§ **Requirements**: Exactly as given, repeat all of the entries.

§ **Excerpted records**:
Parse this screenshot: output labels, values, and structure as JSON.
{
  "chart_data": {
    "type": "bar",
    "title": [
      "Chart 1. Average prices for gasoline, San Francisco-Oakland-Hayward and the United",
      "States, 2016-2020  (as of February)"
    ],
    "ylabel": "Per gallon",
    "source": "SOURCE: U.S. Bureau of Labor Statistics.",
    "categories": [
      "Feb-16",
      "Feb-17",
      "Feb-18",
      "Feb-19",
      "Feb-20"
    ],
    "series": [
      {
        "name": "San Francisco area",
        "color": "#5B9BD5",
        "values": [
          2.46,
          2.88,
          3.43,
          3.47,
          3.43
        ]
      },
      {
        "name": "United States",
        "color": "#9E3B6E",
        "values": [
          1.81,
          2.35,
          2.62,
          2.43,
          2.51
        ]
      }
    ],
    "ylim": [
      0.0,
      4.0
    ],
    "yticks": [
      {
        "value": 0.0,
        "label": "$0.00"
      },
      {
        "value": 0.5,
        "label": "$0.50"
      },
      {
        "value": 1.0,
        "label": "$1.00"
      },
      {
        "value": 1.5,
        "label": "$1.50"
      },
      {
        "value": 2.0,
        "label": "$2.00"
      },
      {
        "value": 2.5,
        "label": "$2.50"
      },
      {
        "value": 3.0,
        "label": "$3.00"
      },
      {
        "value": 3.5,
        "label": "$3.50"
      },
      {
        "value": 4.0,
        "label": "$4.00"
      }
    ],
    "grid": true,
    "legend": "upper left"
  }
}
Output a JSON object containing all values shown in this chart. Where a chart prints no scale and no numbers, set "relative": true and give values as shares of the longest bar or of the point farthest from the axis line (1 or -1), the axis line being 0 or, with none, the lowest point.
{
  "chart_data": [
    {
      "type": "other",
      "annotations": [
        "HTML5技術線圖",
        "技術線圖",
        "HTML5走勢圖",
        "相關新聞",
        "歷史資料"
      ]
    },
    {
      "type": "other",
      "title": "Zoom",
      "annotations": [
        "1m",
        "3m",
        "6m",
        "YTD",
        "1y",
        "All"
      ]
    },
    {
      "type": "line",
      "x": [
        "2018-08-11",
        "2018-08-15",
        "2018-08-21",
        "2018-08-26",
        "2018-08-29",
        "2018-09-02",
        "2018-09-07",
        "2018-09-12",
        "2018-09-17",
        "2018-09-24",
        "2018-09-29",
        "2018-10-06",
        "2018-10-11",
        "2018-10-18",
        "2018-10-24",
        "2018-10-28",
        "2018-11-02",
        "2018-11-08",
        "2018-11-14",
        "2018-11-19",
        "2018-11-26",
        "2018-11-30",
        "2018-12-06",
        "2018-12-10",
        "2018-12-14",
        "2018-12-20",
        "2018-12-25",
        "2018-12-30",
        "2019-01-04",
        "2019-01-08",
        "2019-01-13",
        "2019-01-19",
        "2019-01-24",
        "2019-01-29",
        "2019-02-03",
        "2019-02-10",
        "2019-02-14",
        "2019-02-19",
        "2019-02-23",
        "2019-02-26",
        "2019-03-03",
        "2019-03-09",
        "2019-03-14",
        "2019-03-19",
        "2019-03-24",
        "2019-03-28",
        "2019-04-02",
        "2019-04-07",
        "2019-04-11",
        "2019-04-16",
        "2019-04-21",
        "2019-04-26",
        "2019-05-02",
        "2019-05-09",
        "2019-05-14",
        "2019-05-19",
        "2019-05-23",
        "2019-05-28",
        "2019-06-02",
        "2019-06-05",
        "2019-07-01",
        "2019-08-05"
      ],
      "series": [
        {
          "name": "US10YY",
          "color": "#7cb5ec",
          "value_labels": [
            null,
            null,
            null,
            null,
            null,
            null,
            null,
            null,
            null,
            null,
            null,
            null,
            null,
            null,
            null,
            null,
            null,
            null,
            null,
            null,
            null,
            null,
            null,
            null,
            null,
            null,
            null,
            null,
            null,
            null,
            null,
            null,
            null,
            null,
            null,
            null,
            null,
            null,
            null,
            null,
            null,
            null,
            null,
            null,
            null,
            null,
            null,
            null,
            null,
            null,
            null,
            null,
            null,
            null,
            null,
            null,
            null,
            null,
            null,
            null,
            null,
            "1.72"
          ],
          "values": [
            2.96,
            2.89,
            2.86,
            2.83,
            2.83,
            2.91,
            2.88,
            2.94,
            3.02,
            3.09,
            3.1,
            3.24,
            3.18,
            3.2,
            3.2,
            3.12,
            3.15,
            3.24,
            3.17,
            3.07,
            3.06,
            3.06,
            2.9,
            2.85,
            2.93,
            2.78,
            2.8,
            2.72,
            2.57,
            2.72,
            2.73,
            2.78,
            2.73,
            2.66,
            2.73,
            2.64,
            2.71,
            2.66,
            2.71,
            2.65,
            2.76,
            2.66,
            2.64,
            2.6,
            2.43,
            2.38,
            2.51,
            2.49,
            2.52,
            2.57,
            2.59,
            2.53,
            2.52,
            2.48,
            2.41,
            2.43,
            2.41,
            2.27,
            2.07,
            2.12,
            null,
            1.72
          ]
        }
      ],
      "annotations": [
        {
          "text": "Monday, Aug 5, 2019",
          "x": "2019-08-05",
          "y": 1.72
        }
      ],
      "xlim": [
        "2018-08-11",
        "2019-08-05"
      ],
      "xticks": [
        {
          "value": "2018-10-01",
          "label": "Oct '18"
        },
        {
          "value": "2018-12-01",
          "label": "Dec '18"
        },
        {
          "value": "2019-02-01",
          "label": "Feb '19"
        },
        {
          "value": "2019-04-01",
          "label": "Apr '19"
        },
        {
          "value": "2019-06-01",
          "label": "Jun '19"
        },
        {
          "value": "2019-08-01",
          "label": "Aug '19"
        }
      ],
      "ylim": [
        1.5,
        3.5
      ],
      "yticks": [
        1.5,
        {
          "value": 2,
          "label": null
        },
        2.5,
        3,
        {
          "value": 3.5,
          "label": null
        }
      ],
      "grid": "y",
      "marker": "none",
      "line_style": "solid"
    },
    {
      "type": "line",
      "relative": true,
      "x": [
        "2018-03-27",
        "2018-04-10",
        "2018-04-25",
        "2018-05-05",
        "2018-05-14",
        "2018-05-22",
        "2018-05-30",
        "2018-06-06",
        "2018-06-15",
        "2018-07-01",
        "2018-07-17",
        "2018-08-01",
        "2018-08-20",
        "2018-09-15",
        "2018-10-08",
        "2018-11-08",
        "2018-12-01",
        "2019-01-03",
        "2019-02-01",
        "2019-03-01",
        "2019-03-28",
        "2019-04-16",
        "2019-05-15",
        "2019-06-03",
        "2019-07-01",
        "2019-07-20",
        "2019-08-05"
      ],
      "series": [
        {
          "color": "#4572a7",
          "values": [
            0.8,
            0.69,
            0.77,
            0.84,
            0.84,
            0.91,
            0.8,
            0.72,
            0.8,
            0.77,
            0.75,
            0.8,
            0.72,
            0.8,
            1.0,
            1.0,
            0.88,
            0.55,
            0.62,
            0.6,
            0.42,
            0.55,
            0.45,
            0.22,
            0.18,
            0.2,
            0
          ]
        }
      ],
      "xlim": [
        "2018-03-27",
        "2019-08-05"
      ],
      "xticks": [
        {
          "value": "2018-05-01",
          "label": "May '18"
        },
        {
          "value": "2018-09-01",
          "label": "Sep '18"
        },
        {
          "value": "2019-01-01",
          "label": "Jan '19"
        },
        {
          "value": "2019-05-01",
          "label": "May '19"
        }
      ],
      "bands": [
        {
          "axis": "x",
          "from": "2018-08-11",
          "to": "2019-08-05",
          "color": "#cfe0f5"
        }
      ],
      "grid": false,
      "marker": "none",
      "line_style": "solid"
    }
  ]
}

§ **Written solution**:
Parse this screenshot: output labels, values, and structure as JSON.
{
  "chart_data": {
    "type": "bar",
    "title": [
      "Chart 1. Average prices for gasoline, San Francisco-Oakland-Hayward and the United",
      "States, 2016-2020  (as of February)"
    ],
    "ylabel": "Per gallon",
    "source": "SOURCE: U.S. Bureau of Labor Statistics.",
    "categories": [
      "Feb-16",
      "Feb-17",
      "Feb-18",
      "Feb-19",
      "Feb-20"
    ],
    "series": [
      {
        "name": "San Francisco area",
        "color": "#5B9BD5",
        "values": [
          2.46,
          2.88,
          3.43,
          3.47,
          3.43
        ]
      },
      {
        "name": "United States",
        "color": "#9E3B6E",
        "values": [
          1.81,
          2.35,
          2.62,
          2.43,
          2.51
        ]
      }
    ],
    "ylim": [
      0.0,
      4.0
    ],
    "yticks": [
      {
        "value": 0.0,
        "label": "$0.00"
      },
      {
        "value": 0.5,
        "label": "$0.50"
      },
      {
        "value": 1.0,
        "label": "$1.00"
      },
      {
        "value": 1.5,
        "label": "$1.50"
      },
      {
        "value": 2.0,
        "label": "$2.00"
      },
      {
        "value": 2.5,
        "label": "$2.50"
      },
      {
        "value": 3.0,
        "label": "$3.00"
      },
      {
        "value": 3.5,
        "label": "$3.50"
      },
      {
        "value": 4.0,
        "label": "$4.00"
      }
    ],
    "grid": true,
    "legend": "upper left"
  }
}
Output a JSON object containing all values shown in this chart. Where a chart prints no scale and no numbers, set "relative": true and give values as shares of the longest bar or of the point farthest from the axis line (1 or -1), the axis line being 0 or, with none, the lowest point.
{
  "chart_data": [
    {
      "type": "other",
      "annotations": [
        "HTML5技術線圖",
        "技術線圖",
        "HTML5走勢圖",
        "相關新聞",
        "歷史資料"
      ]
    },
    {
      "type": "other",
      "title": "Zoom",
      "annotations": [
        "1m",
        "3m",
        "6m",
        "YTD",
        "1y",
        "All"
      ]
    },
    {
      "type": "line",
      "x": [
        "2018-08-11",
        "2018-08-15",
        "2018-08-21",
        "2018-08-26",
        "2018-08-29",
        "2018-09-02",
        "2018-09-07",
        "2018-09-12",
        "2018-09-17",
        "2018-09-24",
        "2018-09-29",
        "2018-10-06",
        "2018-10-11",
        "2018-10-18",
        "2018-10-24",
        "2018-10-28",
        "2018-11-02",
        "2018-11-08",
        "2018-11-14",
        "2018-11-19",
        "2018-11-26",
        "2018-11-30",
        "2018-12-06",
        "2018-12-10",
        "2018-12-14",
        "2018-12-20",
        "2018-12-25",
        "2018-12-30",
        "2019-01-04",
        "2019-01-08",
        "2019-01-13",
        "2019-01-19",
        "2019-01-24",
        "2019-01-29",
        "2019-02-03",
        "2019-02-10",
        "2019-02-14",
        "2019-02-19",
        "2019-02-23",
        "2019-02-26",
        "2019-03-03",
        "2019-03-09",
        "2019-03-14",
        "2019-03-19",
        "2019-03-24",
        "2019-03-28",
        "2019-04-02",
        "2019-04-07",
        "2019-04-11",
        "2019-04-16",
        "2019-04-21",
        "2019-04-26",
        "2019-05-02",
        "2019-05-09",
        "2019-05-14",
        "2019-05-19",
        "2019-05-23",
        "2019-05-28",
        "2019-06-02",
        "2019-06-05",
        "2019-07-01",
        "2019-08-05"
      ],
      "series": [
        {
          "name": "US10YY",
          "color": "#7cb5ec",
          "value_labels": [
            null,
            null,
            null,
            null,
            null,
            null,
            null,
            null,
            null,
            null,
            null,
            null,
            null,
            null,
            null,
            null,
            null,
            null,
            null,
            null,
            null,
            null,
            null,
            null,
            null,
            null,
            null,
            null,
            null,
            null,
            null,
            null,
            null,
            null,
            null,
            null,
            null,
            null,
            null,
            null,
            null,
            null,
            null,
            null,
            null,
            null,
            null,
            null,
            null,
            null,
            null,
            null,
            null,
            null,
            null,
            null,
            null,
            null,
            null,
            null,
            null,
            "1.72"
          ],
          "values": [
            2.96,
            2.89,
            2.86,
            2.83,
            2.83,
            2.91,
            2.88,
            2.94,
            3.02,
            3.09,
            3.1,
            3.24,
            3.18,
            3.2,
            3.2,
            3.12,
            3.15,
            3.24,
            3.17,
            3.07,
            3.06,
            3.06,
            2.9,
            2.85,
            2.93,
            2.78,
            2.8,
            2.72,
            2.57,
            2.72,
            2.73,
            2.78,
            2.73,
            2.66,
            2.73,
            2.64,
            2.71,
            2.66,
            2.71,
            2.65,
            2.76,
            2.66,
            2.64,
            2.6,
            2.43,
            2.38,
            2.51,
            2.49,
            2.52,
            2.57,
            2.59,
            2.53,
            2.52,
            2.48,
            2.41,
            2.43,
            2.41,
            2.27,
            2.07,
            2.12,
            null,
            1.72
          ]
        }
      ],
      "annotations": [
        {
          "text": "Monday, Aug 5, 2019",
          "x": "2019-08-05",
          "y": 1.72
        }
      ],
      "xlim": [
        "2018-08-11",
        "2019-08-05"
      ],
      "xticks": [
        {
          "value": "2018-10-01",
          "label": "Oct '18"
        },
        {
          "value": "2018-12-01",
          "label": "Dec '18"
        },
        {
          "value": "2019-02-01",
          "label": "Feb '19"
        },
        {
          "value": "2019-04-01",
          "label": "Apr '19"
        },
        {
          "value": "2019-06-01",
          "label": "Jun '19"
        },
        {
          "value": "2019-08-01",
          "label": "Aug '19"
        }
      ],
      "ylim": [
        1.5,
        3.5
      ],
      "yticks": [
        1.5,
        {
          "value": 2,
          "label": null
        },
        2.5,
        3,
        {
          "value": 3.5,
          "label": null
        }
      ],
      "grid": "y",
      "marker": "none",
      "line_style": "solid"
    },
    {
      "type": "line",
      "relative": true,
      "x": [
        "2018-03-27",
        "2018-04-10",
        "2018-04-25",
        "2018-05-05",
        "2018-05-14",
        "2018-05-22",
        "2018-05-30",
        "2018-06-06",
        "2018-06-15",
        "2018-07-01",
        "2018-07-17",
        "2018-08-01",
        "2018-08-20",
        "2018-09-15",
        "2018-10-08",
        "2018-11-08",
        "2018-12-01",
        "2019-01-03",
        "2019-02-01",
        "2019-03-01",
        "2019-03-28",
        "2019-04-16",
        "2019-05-15",
        "2019-06-03",
        "2019-07-01",
        "2019-07-20",
        "2019-08-05"
      ],
      "series": [
        {
          "color": "#4572a7",
          "values": [
            0.8,
            0.69,
            0.77,
            0.84,
            0.84,
            0.91,
            0.8,
            0.72,
            0.8,
            0.77,
            0.75,
            0.8,
            0.72,
            0.8,
            1.0,
            1.0,
            0.88,
            0.55,
            0.62,
            0.6,
            0.42,
            0.55,
            0.45,
            0.22,
            0.18,
            0.2,
            0
          ]
        }
      ],
      "xlim": [
        "2018-03-27",
        "2019-08-05"
      ],
      "xticks": [
        {
          "value": "2018-05-01",
          "label": "May '18"
        },
        {
          "value": "2018-09-01",
          "label": "Sep '18"
        },
        {
          "value": "2019-01-01",
          "label": "Jan '19"
        },
        {
          "value": "2019-05-01",
          "label": "May '19"
        }
      ],
      "bands": [
        {
          "axis": "x",
          "from": "2018-08-11",
          "to": "2019-08-05",
          "color": "#cfe0f5"
        }
      ],
      "grid": false,
      "marker": "none",
      "line_style": "solid"
    }
  ]
}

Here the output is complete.